- **THE TASK**: Search the material below for the string "Temperature" and list each line that holds it.

- **STORED DATA**:
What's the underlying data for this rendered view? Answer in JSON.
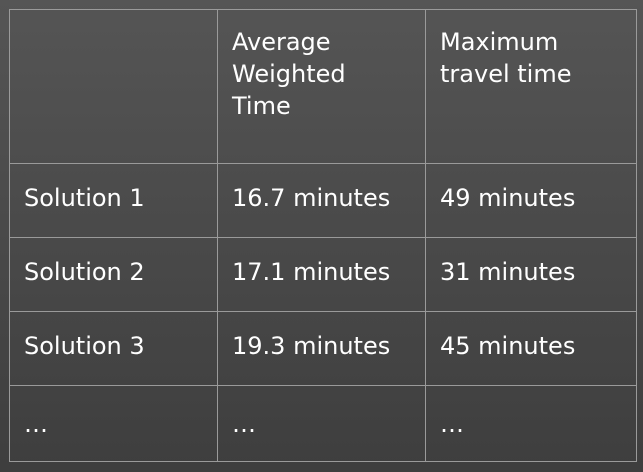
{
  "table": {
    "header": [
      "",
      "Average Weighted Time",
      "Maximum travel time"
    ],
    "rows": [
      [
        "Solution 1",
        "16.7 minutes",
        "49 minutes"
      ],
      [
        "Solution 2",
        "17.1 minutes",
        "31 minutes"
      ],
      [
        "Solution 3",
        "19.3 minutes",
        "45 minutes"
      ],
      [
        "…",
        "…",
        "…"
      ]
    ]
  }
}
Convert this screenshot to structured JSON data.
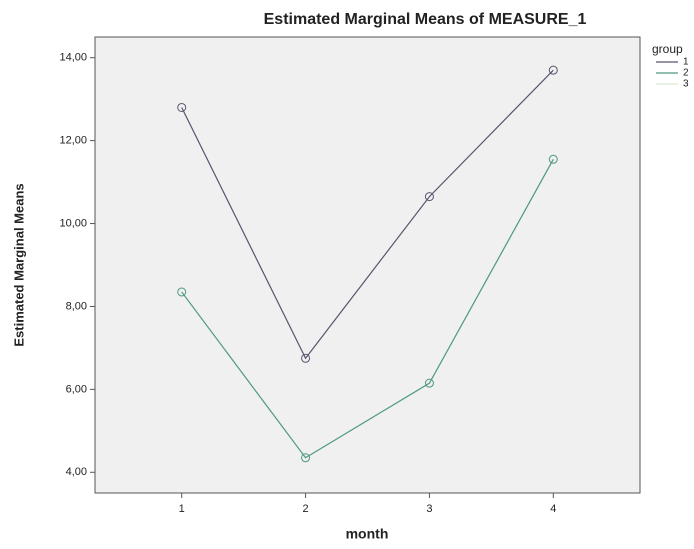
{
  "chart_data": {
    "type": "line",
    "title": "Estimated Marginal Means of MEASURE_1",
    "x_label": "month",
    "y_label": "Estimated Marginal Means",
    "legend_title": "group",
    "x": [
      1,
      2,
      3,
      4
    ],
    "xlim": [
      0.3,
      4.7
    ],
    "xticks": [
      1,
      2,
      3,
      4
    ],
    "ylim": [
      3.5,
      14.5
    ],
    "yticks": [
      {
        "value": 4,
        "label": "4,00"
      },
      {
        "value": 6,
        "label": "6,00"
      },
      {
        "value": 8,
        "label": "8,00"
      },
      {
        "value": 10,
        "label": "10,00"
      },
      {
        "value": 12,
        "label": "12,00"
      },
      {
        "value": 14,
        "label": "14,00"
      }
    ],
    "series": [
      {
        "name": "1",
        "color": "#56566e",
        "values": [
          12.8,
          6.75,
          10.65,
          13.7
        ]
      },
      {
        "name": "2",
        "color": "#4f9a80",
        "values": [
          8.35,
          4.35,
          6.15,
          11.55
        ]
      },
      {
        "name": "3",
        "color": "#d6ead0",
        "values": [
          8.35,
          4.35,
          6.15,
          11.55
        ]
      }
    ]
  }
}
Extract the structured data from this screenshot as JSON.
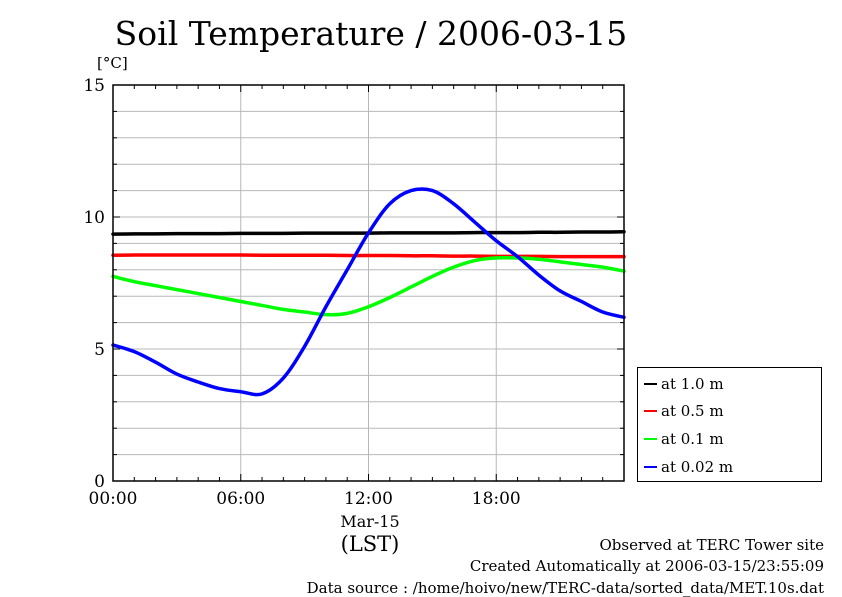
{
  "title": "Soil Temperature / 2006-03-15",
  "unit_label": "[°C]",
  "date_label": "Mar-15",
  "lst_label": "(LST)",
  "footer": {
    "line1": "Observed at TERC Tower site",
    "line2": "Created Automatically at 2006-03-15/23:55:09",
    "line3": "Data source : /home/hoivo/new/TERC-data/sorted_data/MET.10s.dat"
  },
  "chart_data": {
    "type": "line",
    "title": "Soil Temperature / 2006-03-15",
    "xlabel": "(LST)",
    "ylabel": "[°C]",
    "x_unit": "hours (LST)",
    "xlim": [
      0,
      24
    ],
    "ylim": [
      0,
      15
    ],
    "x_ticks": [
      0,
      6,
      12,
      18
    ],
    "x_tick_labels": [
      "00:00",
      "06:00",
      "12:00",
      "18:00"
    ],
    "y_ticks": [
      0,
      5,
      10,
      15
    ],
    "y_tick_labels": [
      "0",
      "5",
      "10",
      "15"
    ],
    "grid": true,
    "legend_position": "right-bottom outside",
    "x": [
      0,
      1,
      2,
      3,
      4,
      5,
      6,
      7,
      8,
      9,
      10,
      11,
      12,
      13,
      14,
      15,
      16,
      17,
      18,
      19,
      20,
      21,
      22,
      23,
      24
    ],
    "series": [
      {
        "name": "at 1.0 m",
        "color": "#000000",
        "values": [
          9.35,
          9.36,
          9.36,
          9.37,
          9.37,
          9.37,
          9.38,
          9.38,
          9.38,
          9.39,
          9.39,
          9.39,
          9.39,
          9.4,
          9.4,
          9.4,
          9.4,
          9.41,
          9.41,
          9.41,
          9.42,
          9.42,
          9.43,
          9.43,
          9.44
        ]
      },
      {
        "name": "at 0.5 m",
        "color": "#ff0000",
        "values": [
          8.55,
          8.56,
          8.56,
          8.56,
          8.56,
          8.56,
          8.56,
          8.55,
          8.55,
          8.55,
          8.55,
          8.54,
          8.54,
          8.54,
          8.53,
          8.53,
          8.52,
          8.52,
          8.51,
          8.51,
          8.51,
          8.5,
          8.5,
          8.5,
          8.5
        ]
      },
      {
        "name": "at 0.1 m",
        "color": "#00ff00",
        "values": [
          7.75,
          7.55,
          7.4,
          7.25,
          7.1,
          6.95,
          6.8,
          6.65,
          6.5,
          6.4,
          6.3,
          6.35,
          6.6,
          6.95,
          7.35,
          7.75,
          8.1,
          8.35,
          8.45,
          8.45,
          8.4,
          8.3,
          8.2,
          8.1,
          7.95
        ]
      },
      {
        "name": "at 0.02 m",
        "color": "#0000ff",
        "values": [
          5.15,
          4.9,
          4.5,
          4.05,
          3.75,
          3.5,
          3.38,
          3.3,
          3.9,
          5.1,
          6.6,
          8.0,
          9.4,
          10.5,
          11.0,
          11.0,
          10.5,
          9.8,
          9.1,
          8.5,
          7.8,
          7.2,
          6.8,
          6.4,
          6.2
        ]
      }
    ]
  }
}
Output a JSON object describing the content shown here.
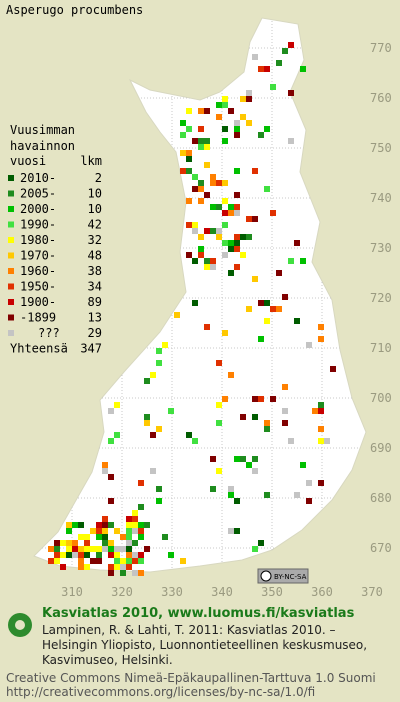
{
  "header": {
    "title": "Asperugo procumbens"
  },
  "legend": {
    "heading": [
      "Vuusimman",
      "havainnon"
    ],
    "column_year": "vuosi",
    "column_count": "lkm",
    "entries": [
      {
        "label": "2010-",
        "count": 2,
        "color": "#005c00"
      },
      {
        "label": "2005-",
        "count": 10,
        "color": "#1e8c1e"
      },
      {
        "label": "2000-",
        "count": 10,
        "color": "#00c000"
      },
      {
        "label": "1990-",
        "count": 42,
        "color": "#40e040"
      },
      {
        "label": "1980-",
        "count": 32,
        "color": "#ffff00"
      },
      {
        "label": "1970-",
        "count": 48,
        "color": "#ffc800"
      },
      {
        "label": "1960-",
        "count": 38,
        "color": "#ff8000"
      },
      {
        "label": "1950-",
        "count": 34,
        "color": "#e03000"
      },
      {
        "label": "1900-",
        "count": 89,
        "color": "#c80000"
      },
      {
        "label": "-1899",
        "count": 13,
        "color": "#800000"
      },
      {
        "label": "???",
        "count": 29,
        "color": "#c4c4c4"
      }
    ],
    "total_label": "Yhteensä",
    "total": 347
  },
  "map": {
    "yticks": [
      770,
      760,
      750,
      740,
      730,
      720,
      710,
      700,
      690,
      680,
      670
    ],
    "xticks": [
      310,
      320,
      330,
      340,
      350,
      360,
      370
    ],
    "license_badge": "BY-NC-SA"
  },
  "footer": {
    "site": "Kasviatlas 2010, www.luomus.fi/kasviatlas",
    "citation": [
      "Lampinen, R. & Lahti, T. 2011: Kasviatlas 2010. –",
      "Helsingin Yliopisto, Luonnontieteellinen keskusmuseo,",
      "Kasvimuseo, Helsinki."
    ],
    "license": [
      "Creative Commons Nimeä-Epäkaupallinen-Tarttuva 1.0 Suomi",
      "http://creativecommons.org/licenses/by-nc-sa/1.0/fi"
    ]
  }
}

- **OUTPUT BELOW**:
  "title": "Soil Temperature / 2006-03-15",
    "title": "Soil Temperature / 2006-03-15",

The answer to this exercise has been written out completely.